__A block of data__
━━━━━━━━━━━━━━━━
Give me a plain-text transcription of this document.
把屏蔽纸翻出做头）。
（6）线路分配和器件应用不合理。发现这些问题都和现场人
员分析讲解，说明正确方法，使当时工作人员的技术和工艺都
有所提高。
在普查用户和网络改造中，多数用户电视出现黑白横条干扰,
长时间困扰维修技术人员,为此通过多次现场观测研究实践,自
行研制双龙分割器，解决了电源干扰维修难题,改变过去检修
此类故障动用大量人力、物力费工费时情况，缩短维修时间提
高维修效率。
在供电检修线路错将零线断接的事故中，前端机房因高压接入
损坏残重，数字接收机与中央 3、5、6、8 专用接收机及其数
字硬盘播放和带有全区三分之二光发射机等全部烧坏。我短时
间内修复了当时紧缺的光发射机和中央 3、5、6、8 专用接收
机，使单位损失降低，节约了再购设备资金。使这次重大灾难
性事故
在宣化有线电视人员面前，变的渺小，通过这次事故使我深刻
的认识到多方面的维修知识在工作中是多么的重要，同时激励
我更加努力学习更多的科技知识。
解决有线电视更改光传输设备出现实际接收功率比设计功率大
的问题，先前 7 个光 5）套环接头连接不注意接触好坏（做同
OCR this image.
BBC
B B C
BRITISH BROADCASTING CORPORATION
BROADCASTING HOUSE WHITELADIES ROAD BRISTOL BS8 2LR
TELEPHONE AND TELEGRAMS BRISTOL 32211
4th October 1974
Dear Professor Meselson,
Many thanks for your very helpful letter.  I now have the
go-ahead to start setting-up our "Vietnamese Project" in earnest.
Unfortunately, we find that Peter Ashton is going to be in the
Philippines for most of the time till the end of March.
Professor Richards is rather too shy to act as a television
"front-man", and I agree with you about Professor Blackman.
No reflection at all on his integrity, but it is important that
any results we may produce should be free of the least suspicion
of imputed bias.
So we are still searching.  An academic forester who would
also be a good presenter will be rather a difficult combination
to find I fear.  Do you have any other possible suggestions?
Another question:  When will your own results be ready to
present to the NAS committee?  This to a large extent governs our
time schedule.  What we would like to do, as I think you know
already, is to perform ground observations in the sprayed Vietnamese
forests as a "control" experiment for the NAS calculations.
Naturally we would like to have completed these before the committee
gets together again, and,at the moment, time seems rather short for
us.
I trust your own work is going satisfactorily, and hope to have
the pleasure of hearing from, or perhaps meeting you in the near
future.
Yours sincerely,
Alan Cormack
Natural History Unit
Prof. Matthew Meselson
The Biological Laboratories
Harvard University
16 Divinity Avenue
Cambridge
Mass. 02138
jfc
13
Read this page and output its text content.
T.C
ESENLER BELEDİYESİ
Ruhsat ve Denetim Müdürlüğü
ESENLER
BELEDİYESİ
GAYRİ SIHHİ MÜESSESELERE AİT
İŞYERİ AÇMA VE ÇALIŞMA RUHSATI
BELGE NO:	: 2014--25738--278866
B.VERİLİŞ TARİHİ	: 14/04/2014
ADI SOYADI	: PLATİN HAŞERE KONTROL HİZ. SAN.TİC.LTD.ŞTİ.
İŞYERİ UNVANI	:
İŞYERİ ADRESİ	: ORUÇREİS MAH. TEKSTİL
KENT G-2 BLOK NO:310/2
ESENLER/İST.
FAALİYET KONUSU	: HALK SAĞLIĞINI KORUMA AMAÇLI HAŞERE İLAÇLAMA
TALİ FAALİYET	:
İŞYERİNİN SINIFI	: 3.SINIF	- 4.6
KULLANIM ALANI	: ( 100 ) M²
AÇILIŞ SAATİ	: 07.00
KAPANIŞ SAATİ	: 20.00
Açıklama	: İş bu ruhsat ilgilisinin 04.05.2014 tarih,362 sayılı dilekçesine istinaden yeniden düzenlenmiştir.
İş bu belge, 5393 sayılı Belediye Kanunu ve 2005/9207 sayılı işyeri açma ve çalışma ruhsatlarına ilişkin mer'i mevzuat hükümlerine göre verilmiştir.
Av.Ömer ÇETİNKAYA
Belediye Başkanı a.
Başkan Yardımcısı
━━━━━━━━━━━━━━━━
__What to work on__
Look for lines containing the string "SAATİ" and copy them all.

__In response__
AÇILIŞ SAATİ	: 07.00
KAPANIŞ SAATİ	: 20.00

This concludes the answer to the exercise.